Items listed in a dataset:
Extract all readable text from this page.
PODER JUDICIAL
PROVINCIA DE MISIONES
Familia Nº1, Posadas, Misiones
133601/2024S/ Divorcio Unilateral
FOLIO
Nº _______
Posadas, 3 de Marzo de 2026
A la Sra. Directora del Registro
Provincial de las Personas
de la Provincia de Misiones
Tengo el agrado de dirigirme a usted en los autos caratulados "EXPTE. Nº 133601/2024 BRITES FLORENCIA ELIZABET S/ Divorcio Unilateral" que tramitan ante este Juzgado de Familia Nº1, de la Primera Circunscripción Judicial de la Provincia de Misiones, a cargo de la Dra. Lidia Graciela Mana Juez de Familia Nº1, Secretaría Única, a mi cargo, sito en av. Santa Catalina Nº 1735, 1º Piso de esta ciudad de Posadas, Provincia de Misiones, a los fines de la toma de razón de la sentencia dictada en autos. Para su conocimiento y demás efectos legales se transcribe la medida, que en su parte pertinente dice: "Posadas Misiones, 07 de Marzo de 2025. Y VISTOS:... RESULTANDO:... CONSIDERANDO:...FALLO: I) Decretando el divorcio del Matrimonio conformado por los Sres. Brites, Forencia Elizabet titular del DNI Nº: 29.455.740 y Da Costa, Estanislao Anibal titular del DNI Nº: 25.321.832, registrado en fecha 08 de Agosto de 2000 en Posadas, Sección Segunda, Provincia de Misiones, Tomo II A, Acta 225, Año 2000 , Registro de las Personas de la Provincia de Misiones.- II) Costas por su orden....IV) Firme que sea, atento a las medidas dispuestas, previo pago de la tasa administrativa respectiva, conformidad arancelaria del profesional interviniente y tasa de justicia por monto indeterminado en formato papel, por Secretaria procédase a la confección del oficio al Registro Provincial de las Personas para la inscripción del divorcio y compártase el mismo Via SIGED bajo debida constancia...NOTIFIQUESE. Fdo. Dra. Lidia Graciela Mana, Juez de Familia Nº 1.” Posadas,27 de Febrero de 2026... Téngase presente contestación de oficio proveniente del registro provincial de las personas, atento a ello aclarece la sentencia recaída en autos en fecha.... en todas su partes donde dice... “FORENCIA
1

## The problem
Collect, from the material above, every line containing the word "Provincial".

## Exercise output
Provincial de las Personas
Tengo el agrado de dirigirme a usted en los autos caratulados "EXPTE. Nº 133601/2024 BRITES FLORENCIA ELIZABET S/ Divorcio Unilateral" que tramitan ante este Juzgado de Familia Nº1, de la Primera Circunscripción Judicial de la Provincia de Misiones, a cargo de la Dra. Lidia Graciela Mana Juez de Familia Nº1, Secretaría Única, a mi cargo, sito en av. Santa Catalina Nº 1735, 1º Piso de esta ciudad de Posadas, Provincia de Misiones, a los fines de la toma de razón de la sentencia dictada en autos. Para su conocimiento y demás efectos legales se transcribe la medida, que en su parte pertinente dice: "Posadas Misiones, 07 de Marzo de 2025. Y VISTOS:... RESULTANDO:... CONSIDERANDO:...FALLO: I) Decretando el divorcio del Matrimonio conformado por los Sres. Brites, Forencia Elizabet titular del DNI Nº: 29.455.740 y Da Costa, Estanislao Anibal titular del DNI Nº: 25.321.832, registrado en fecha 08 de Agosto de 2000 en Posadas, Sección Segunda, Provincia de Misiones, Tomo II A, Acta 225, Año 2000 , Registro de las Personas de la Provincia de Misiones.- II) Costas por su orden....IV) Firme que sea, atento a las medidas dispuestas, previo pago de la tasa administrativa respectiva, conformidad arancelaria del profesional interviniente y tasa de justicia por monto indeterminado en formato papel, por Secretaria procédase a la confección del oficio al Registro Provincial de las Personas para la inscripción del divorcio y compártase el mismo Via SIGED bajo debida constancia...NOTIFIQUESE. Fdo. Dra. Lidia Graciela Mana, Juez de Familia Nº 1.” Posadas,27 de Febrero de 2026... Téngase presente contestación de oficio proveniente del registro provincial de las personas, atento a ello aclarece la sentencia recaída en autos en fecha.... en todas su partes donde dice... “FORENCIA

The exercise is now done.